### What the exercise asks
Return every record exactly as written.

── Data lines ──

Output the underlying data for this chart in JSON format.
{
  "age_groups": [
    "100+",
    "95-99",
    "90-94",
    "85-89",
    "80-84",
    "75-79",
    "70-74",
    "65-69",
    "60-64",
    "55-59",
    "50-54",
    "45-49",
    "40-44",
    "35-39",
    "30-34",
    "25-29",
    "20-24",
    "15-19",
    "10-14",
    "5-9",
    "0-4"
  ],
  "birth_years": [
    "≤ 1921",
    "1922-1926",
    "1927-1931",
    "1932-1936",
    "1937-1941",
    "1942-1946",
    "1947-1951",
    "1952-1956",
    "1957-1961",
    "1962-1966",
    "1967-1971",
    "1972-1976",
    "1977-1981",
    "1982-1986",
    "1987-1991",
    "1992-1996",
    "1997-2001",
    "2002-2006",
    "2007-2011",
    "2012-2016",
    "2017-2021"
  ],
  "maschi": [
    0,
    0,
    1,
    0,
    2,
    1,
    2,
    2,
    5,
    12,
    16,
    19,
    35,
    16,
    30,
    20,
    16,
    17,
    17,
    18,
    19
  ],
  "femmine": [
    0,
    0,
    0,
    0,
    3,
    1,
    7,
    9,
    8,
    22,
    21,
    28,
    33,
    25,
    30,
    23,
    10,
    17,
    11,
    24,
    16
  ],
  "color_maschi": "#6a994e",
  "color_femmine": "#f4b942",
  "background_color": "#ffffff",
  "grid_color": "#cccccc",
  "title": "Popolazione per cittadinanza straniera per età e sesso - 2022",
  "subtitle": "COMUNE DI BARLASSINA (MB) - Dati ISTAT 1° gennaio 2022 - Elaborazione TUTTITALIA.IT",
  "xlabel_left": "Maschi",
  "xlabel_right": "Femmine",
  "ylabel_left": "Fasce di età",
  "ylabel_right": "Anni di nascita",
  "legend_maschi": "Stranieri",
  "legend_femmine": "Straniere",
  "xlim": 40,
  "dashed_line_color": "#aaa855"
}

───

### Written solution
Output the underlying data for this chart in JSON format.
{
  "age_groups": [
    "100+",
    "95-99",
    "90-94",
    "85-89",
    "80-84",
    "75-79",
    "70-74",
    "65-69",
    "60-64",
    "55-59",
    "50-54",
    "45-49",
    "40-44",
    "35-39",
    "30-34",
    "25-29",
    "20-24",
    "15-19",
    "10-14",
    "5-9",
    "0-4"
  ],
  "birth_years": [
    "≤ 1921",
    "1922-1926",
    "1927-1931",
    "1932-1936",
    "1937-1941",
    "1942-1946",
    "1947-1951",
    "1952-1956",
    "1957-1961",
    "1962-1966",
    "1967-1971",
    "1972-1976",
    "1977-1981",
    "1982-1986",
    "1987-1991",
    "1992-1996",
    "1997-2001",
    "2002-2006",
    "2007-2011",
    "2012-2016",
    "2017-2021"
  ],
  "maschi": [
    0,
    0,
    1,
    0,
    2,
    1,
    2,
    2,
    5,
    12,
    16,
    19,
    35,
    16,
    30,
    20,
    16,
    17,
    17,
    18,
    19
  ],
  "femmine": [
    0,
    0,
    0,
    0,
    3,
    1,
    7,
    9,
    8,
    22,
    21,
    28,
    33,
    25,
    30,
    23,
    10,
    17,
    11,
    24,
    16
  ],
  "color_maschi": "#6a994e",
  "color_femmine": "#f4b942",
  "background_color": "#ffffff",
  "grid_color": "#cccccc",
  "title": "Popolazione per cittadinanza straniera per età e sesso - 2022",
  "subtitle": "COMUNE DI BARLASSINA (MB) - Dati ISTAT 1° gennaio 2022 - Elaborazione TUTTITALIA.IT",
  "xlabel_left": "Maschi",
  "xlabel_right": "Femmine",
  "ylabel_left": "Fasce di età",
  "ylabel_right": "Anni di nascita",
  "legend_maschi": "Stranieri",
  "legend_femmine": "Straniere",
  "xlim": 40,
  "dashed_line_color": "#aaa855"
}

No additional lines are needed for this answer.